* **Direction**
Swap "progress-bar" for "progress-track" in the material, starting at the line containing "file-progress-cell: 80.75 KB" and stopping after the line containing "powered-by-label: Powered by [28,307,94,321]". Reproduce only those lines, with everything else left unchanged.

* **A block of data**
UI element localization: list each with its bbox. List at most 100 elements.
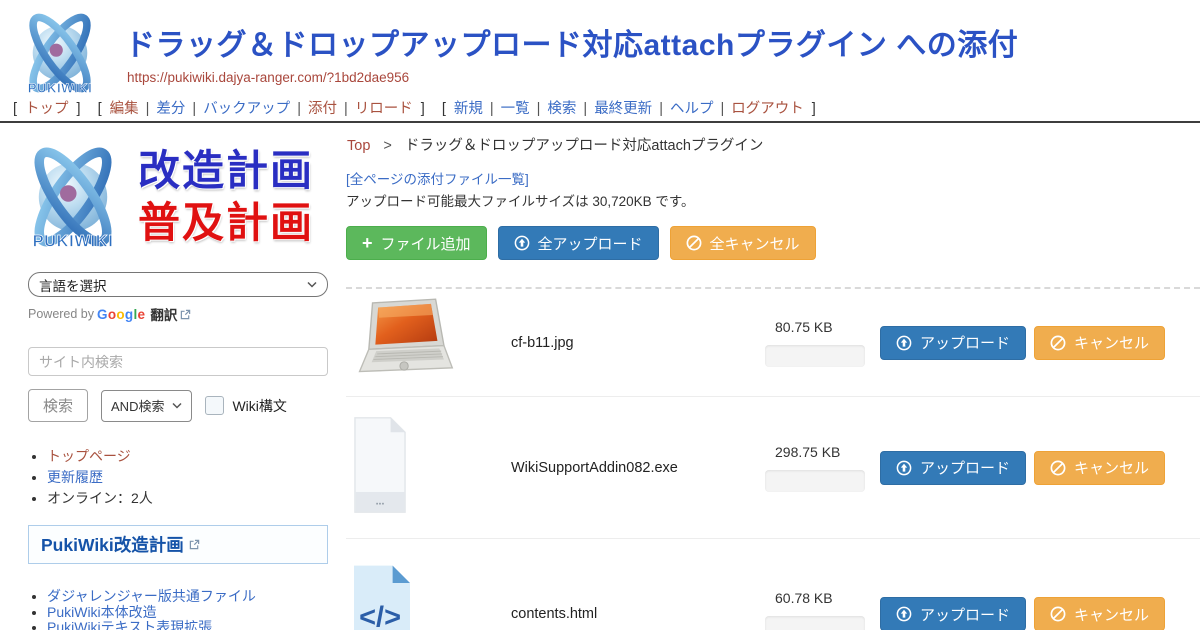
file-progress-cell: 80.75 KB [765,319,880,367]
and-or-select-value: AND検索 [111,396,164,415]
cancel-button[interactable]: キャンセル [1034,451,1165,485]
upload-all-label: 全アップロード [538,233,643,254]
sidebar-menu-links: ダジャレンジャー版共通ファイル PukiWiki本体改造 PukiWikiテキス… [30,589,346,630]
pipe-separator: | [720,101,724,117]
add-files-button[interactable]: + ファイル追加 [346,226,487,260]
list-item: トップページ [47,447,346,466]
breadcrumb-separator: > [383,138,391,154]
upload-circle-icon [514,235,530,251]
max-upload-size-text: アップロード可能最大ファイルサイズは 30,720KB です。 [346,190,695,210]
bracket: [ [98,101,102,117]
pukiwiki-atom-icon: PUKIWIKI [12,138,134,256]
cancel-label: キャンセル [1074,332,1149,353]
file-row: cf-b11.jpg 80.75 KB アップロード キャンセル [346,289,1200,397]
progress-bar [765,470,865,492]
pukiwiki-logo-text: PUKIWIKI [28,80,92,95]
banner-line-kaizou: 改造計画 [138,145,314,197]
nav-item-attach[interactable]: 添付 [308,101,337,117]
pipe-separator: | [146,101,150,117]
powered-by-label: Powered by [28,307,94,321]
search-button[interactable]: 検索 [28,389,88,422]
cancel-label: キャンセル [1074,457,1149,478]
and-or-select[interactable]: AND検索 [101,390,192,422]
breadcrumb-current: ドラッグ＆ドロップアップロード対応attachプラグイン [405,138,764,154]
pukiwiki-logo-text: PUKIWIKI [33,233,114,251]
nav-item-logout[interactable]: ログアウト [731,101,804,117]
language-select-value: 言語を選択 [39,275,107,295]
search-controls-row: 検索 AND検索 Wiki構文 [28,389,346,422]
file-dropzone[interactable]: cf-b11.jpg 80.75 KB アップロード キャンセル [346,287,1200,630]
nav-item-new[interactable]: 新規 [454,101,483,117]
sidebar-banner-link[interactable]: PUKIWIKI 改造計画 普及計画 [12,138,346,256]
file-name: cf-b11.jpg [511,335,765,351]
pipe-separator: | [344,101,348,117]
sidebar-item-text-ext[interactable]: PukiWikiテキスト表現拡張 [47,619,212,630]
page-url-link[interactable]: https://pukiwiki.dajya-ranger.com/?1bd2d… [127,70,409,85]
file-actions: アップロード キャンセル [880,451,1165,485]
nav-item-help[interactable]: ヘルプ [670,101,714,117]
file-name: contents.html [511,606,765,622]
chevron-down-icon [172,402,182,409]
sidebar: PUKIWIKI 改造計画 普及計画 言語を選択 Powered by Goog… [0,130,346,630]
upload-circle-icon [896,460,912,476]
file-row: </> contents.html 60.78 KB アップロード キャンセル [346,539,1200,630]
translate-link[interactable]: 翻訳 [150,304,177,324]
breadcrumb-home-link[interactable]: Top [347,138,370,154]
bracket: ] [77,101,81,117]
nav-item-search[interactable]: 検索 [547,101,576,117]
file-size: 60.78 KB [775,590,880,606]
nav-item-top[interactable]: トップ [25,101,69,117]
sidebar-section-title-link[interactable]: PukiWiki改造計画 [41,532,184,557]
nav-item-backup[interactable]: バックアップ [203,101,290,117]
main-content: Top > ドラッグ＆ドロップアップロード対応attachプラグイン [全ページ… [346,130,1200,630]
upload-all-button[interactable]: 全アップロード [498,226,659,260]
bracket: ] [812,101,816,117]
nav-item-list[interactable]: 一覧 [501,101,530,117]
sidebar-item-core-mod[interactable]: PukiWiki本体改造 [47,604,157,620]
upload-button[interactable]: アップロード [880,326,1026,360]
cancel-all-button[interactable]: 全キャンセル [670,226,816,260]
file-size: 298.75 KB [775,444,880,460]
banner-words: 改造計画 普及計画 [138,145,314,249]
laptop-photo-thumbnail [354,296,456,384]
ban-circle-icon [1050,460,1066,476]
upload-button[interactable]: アップロード [880,451,1026,485]
bracket: [ [442,101,446,117]
file-row: ... WikiSupportAddin082.exe 298.75 KB アッ… [346,397,1200,539]
upload-circle-icon [896,335,912,351]
file-progress-cell: 298.75 KB [765,444,880,492]
nav-item-recent[interactable]: 最終更新 [594,101,652,117]
add-files-label: ファイル追加 [381,233,471,254]
language-select[interactable]: 言語を選択 [28,272,328,297]
all-pages-attach-list-link[interactable]: [全ページの添付ファイル一覧] [346,168,529,188]
wiki-syntax-checkbox[interactable] [205,396,224,415]
nav-item-diff[interactable]: 差分 [156,101,185,117]
cancel-button[interactable]: キャンセル [1034,326,1165,360]
nav-item-reload[interactable]: リロード [355,101,413,117]
sidebar-item-recent-changes[interactable]: 更新履歴 [47,469,103,485]
pipe-separator: | [537,101,541,117]
chevron-down-icon [307,281,317,288]
pipe-separator: | [583,101,587,117]
list-item: オンライン：2人 [47,489,346,508]
sidebar-item-common-files[interactable]: ダジャレンジャー版共通ファイル [47,588,256,604]
pipe-separator: | [490,101,494,117]
sidebar-item-toppage[interactable]: トップページ [47,448,131,464]
sidebar-top-links: トップページ 更新履歴 オンライン：2人 [30,447,346,508]
wiki-syntax-label: Wiki構文 [232,396,286,416]
list-item: PukiWiki本体改造 [47,605,346,621]
cancel-button[interactable]: キャンセル [1034,597,1165,630]
pukiwiki-logo-icon[interactable]: PUKIWIKI [12,6,108,100]
powered-by-google: Powered by Google 翻訳 [28,304,346,324]
nav-item-edit[interactable]: 編集 [110,101,139,117]
site-search-input[interactable] [28,347,328,376]
ban-circle-icon [1050,335,1066,351]
upload-toolbar: + ファイル追加 全アップロード 全キャンセル [346,226,816,260]
file-thumbnail-cell [346,296,511,389]
upload-button[interactable]: アップロード [880,597,1026,630]
plus-icon: + [362,234,373,252]
banner-line-fukyuu: 普及計画 [138,197,314,249]
progress-bar [765,616,865,630]
generic-file-icon: ... [354,416,406,514]
ban-circle-icon [1050,606,1066,622]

* **Final result**
file-progress-cell: 80.75 KB [765,319,880,367]
and-or-select-value: AND検索 [111,396,164,415]
cancel-button[interactable]: キャンセル [1034,451,1165,485]
upload-all-label: 全アップロード [538,233,643,254]
sidebar-menu-links: ダジャレンジャー版共通ファイル PukiWiki本体改造 PukiWikiテキス… [30,589,346,630]
pipe-separator: | [720,101,724,117]
add-files-button[interactable]: + ファイル追加 [346,226,487,260]
list-item: トップページ [47,447,346,466]
breadcrumb-separator: > [383,138,391,154]
upload-circle-icon [514,235,530,251]
max-upload-size-text: アップロード可能最大ファイルサイズは 30,720KB です。 [346,190,695,210]
bracket: [ [98,101,102,117]
pukiwiki-atom-icon: PUKIWIKI [12,138,134,256]
cancel-label: キャンセル [1074,332,1149,353]
file-row: cf-b11.jpg 80.75 KB アップロード キャンセル [346,289,1200,397]
progress-track [765,470,865,492]
pukiwiki-logo-text: PUKIWIKI [28,80,92,95]
banner-line-kaizou: 改造計画 [138,145,314,197]
nav-item-attach[interactable]: 添付 [308,101,337,117]
pipe-separator: | [146,101,150,117]
powered-by-label: Powered by [28,307,94,321]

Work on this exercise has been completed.